> [The request]: Quote the records below in full, exactly as given, with the images taken out.

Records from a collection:
====

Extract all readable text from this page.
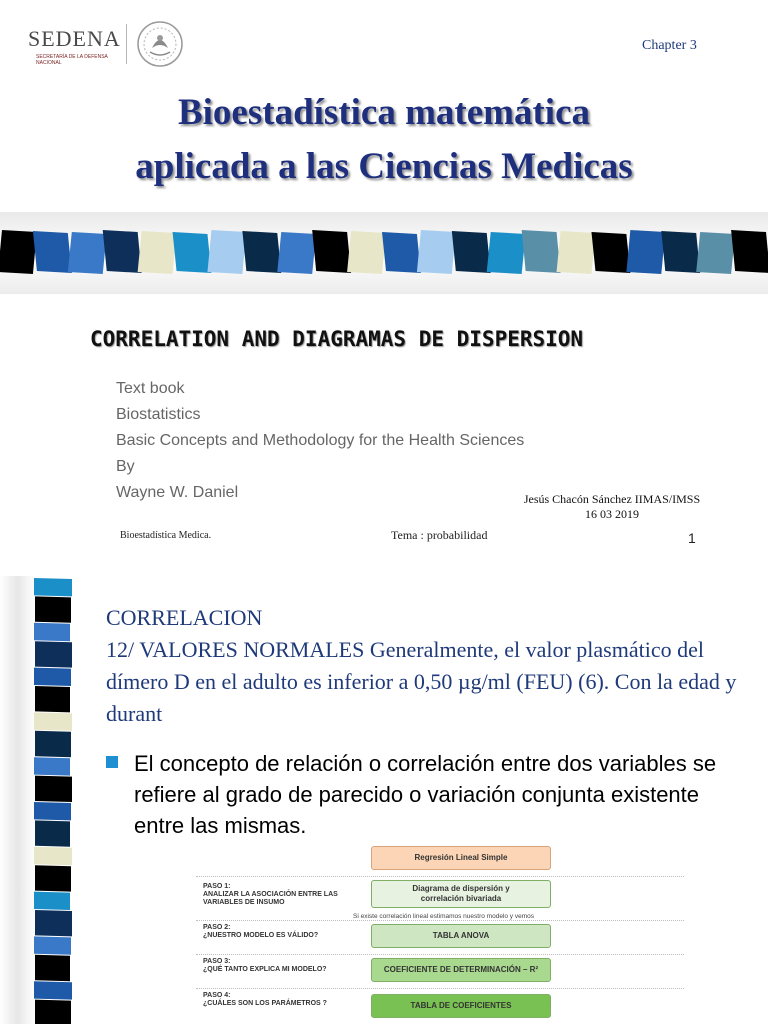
SEDENA
SECRETARÍA DE LA DEFENSA NACIONAL
Chapter 3
Bioestadística matemática
aplicada a las Ciencias Medicas
CORRELATION AND DIAGRAMAS DE DISPERSION
Text book
Biostatistics
Basic Concepts and Methodology for the Health Sciences
By
Wayne W. Daniel	Jesús Chacón Sánchez IIMAS/IMSS
16 03 2019
Bioestadística Medica.	Tema : probabilidad	1
CORRELACION
12/ VALORES NORMALES Generalmente, el valor plasmático del dímero D en el adulto es inferior a 0,50 µg/ml (FEU) (6). Con la edad y durant
El concepto de relación o correlación entre dos variables se refiere al grado de parecido o variación conjunta existente entre las mismas.
Regresión Lineal Simple
PASO 1:
ANALIZAR LA ASOCIACIÓN ENTRE LAS VARIABLES DE INSUMO
Diagrama de dispersión y correlación bivariada
Si existe correlación lineal estimamos nuestro modelo y vemos
PASO 2:
¿NUESTRO MODELO ES VÁLIDO?	TABLA ANOVA
PASO 3:
¿QUÉ TANTO EXPLICA MI MODELO?	COEFICIENTE DE DETERMINACIÓN – R²
PASO 4:
¿CUÁLES SON LOS PARÁMETROS ?	TABLA DE COEFICIENTES
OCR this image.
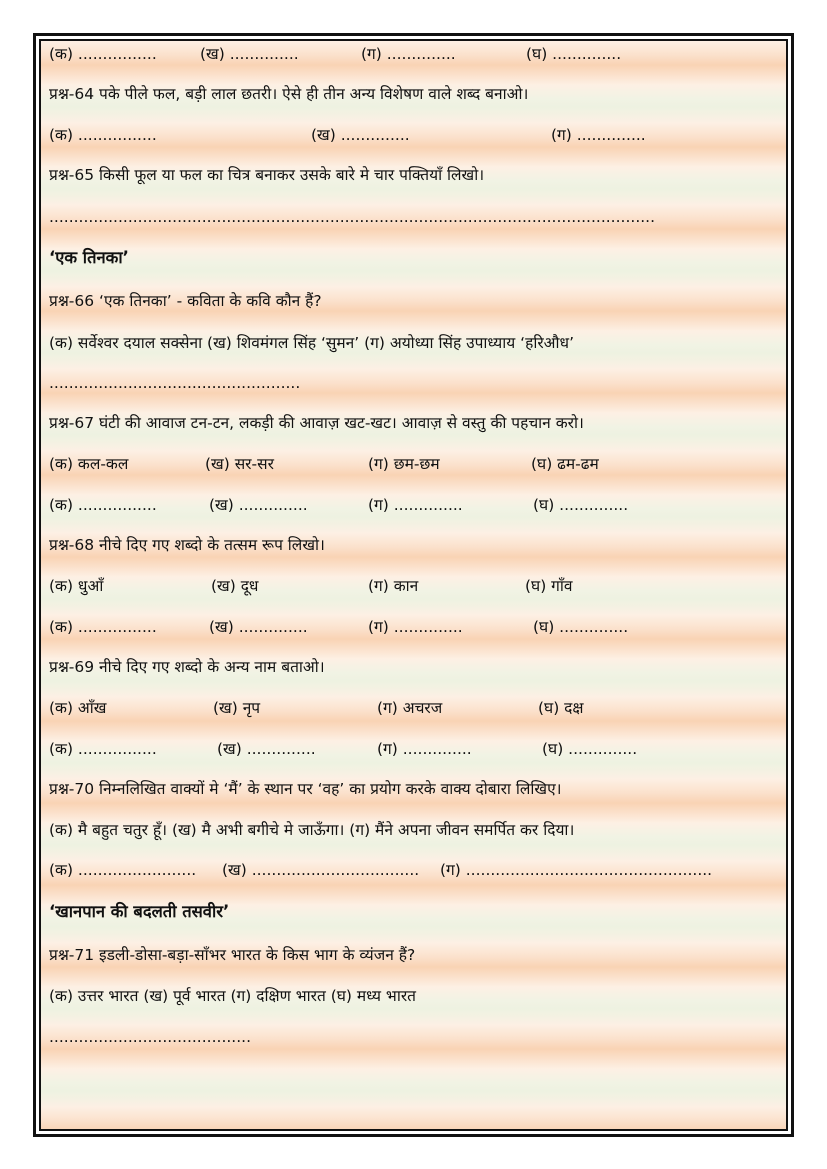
(क) ................	(ख) ..............	(ग) ..............	(घ) ..............
प्रश्न-64 पके पीले फल, बड़ी लाल छतरी। ऐसे ही तीन अन्य विशेषण वाले शब्द बनाओ।
(क) ................	(ख) ..............	(ग) ..............
प्रश्न-65 किसी फूल या फल का चित्र बनाकर उसके बारे मे चार पक्तियाँ लिखो।
...........................................................................................................................
‘एक तिनका’
प्रश्न-66 ‘एक तिनका’ - कविता के कवि कौन हैं?
(क) सर्वेश्वर दयाल सक्सेना (ख) शिवमंगल सिंह ‘सुमन’ (ग) अयोध्या सिंह उपाध्याय ‘हरिऔध’
...................................................
प्रश्न-67 घंटी की आवाज टन-टन, लकड़ी की आवाज़ खट-खट। आवाज़ से वस्तु की पहचान करो।
(क) कल-कल	(ख) सर-सर	(ग) छम-छम	(घ) ढम-ढम
(क) ................	(ख) ..............	(ग) ..............	(घ) ..............
प्रश्न-68 नीचे दिए गए शब्दो के तत्सम रूप लिखो।
(क) धुआँ	(ख) दूध	(ग) कान	(घ) गाँव
(क) ................	(ख) ..............	(ग) ..............	(घ) ..............
प्रश्न-69 नीचे दिए गए शब्दो के अन्य नाम बताओ।
(क) आँख	(ख) नृप	(ग) अचरज	(घ) दक्ष
(क) ................	(ख) ..............	(ग) ..............	(घ) ..............
प्रश्न-70 निम्नलिखित वाक्यों मे ‘मैं’ के स्थान पर ‘वह’ का प्रयोग करके वाक्य दोबारा लिखिए।
(क) मै बहुत चतुर हूँ। (ख) मै अभी बगीचे मे जाऊँगा। (ग) मैंने अपना जीवन समर्पित कर दिया।
(क) ........................ (ख) .................................. (ग) ..................................................
‘खानपान की बदलती तसवीर’
प्रश्न-71 इडली-डोसा-बड़ा-साँभर भारत के किस भाग के व्यंजन हैं?
(क) उत्तर भारत (ख) पूर्व भारत (ग) दक्षिण भारत (घ) मध्य भारत
.........................................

====

> [Exercise result]:
Extract all readable text from this page.
SEDENA
SECRETARÍA DE LA DEFENSA NACIONAL
Chapter 3
Bioestadística matemática
aplicada a las Ciencias Medicas
CORRELATION AND DIAGRAMAS DE DISPERSION
Text book
Biostatistics
Basic Concepts and Methodology for the Health Sciences
By
Wayne W. Daniel	Jesús Chacón Sánchez IIMAS/IMSS
16 03 2019
Bioestadística Medica.	Tema : probabilidad	1
CORRELACION
12/ VALORES NORMALES Generalmente, el valor plasmático del dímero D en el adulto es inferior a 0,50 µg/ml (FEU) (6). Con la edad y durant
El concepto de relación o correlación entre dos variables se refiere al grado de parecido o variación conjunta existente entre las mismas.
Regresión Lineal Simple
PASO 1:
ANALIZAR LA ASOCIACIÓN ENTRE LAS VARIABLES DE INSUMO
Diagrama de dispersión y correlación bivariada
Si existe correlación lineal estimamos nuestro modelo y vemos
PASO 2:
¿NUESTRO MODELO ES VÁLIDO?	TABLA ANOVA
PASO 3:
¿QUÉ TANTO EXPLICA MI MODELO?	COEFICIENTE DE DETERMINACIÓN – R²
PASO 4:
¿CUÁLES SON LOS PARÁMETROS ?	TABLA DE COEFICIENTES
OCR this image.
(क) ................	(ख) ..............	(ग) ..............	(घ) ..............
प्रश्न-64 पके पीले फल, बड़ी लाल छतरी। ऐसे ही तीन अन्य विशेषण वाले शब्द बनाओ।
(क) ................	(ख) ..............	(ग) ..............
प्रश्न-65 किसी फूल या फल का चित्र बनाकर उसके बारे मे चार पक्तियाँ लिखो।
...........................................................................................................................
‘एक तिनका’
प्रश्न-66 ‘एक तिनका’ - कविता के कवि कौन हैं?
(क) सर्वेश्वर दयाल सक्सेना (ख) शिवमंगल सिंह ‘सुमन’ (ग) अयोध्या सिंह उपाध्याय ‘हरिऔध’
...................................................
प्रश्न-67 घंटी की आवाज टन-टन, लकड़ी की आवाज़ खट-खट। आवाज़ से वस्तु की पहचान करो।
(क) कल-कल	(ख) सर-सर	(ग) छम-छम	(घ) ढम-ढम
(क) ................	(ख) ..............	(ग) ..............	(घ) ..............
प्रश्न-68 नीचे दिए गए शब्दो के तत्सम रूप लिखो।
(क) धुआँ	(ख) दूध	(ग) कान	(घ) गाँव
(क) ................	(ख) ..............	(ग) ..............	(घ) ..............
प्रश्न-69 नीचे दिए गए शब्दो के अन्य नाम बताओ।
(क) आँख	(ख) नृप	(ग) अचरज	(घ) दक्ष
(क) ................	(ख) ..............	(ग) ..............	(घ) ..............
प्रश्न-70 निम्नलिखित वाक्यों मे ‘मैं’ के स्थान पर ‘वह’ का प्रयोग करके वाक्य दोबारा लिखिए।
(क) मै बहुत चतुर हूँ। (ख) मै अभी बगीचे मे जाऊँगा। (ग) मैंने अपना जीवन समर्पित कर दिया।
(क) ........................ (ख) .................................. (ग) ..................................................
‘खानपान की बदलती तसवीर’
प्रश्न-71 इडली-डोसा-बड़ा-साँभर भारत के किस भाग के व्यंजन हैं?
(क) उत्तर भारत (ख) पूर्व भारत (ग) दक्षिण भारत (घ) मध्य भारत
.........................................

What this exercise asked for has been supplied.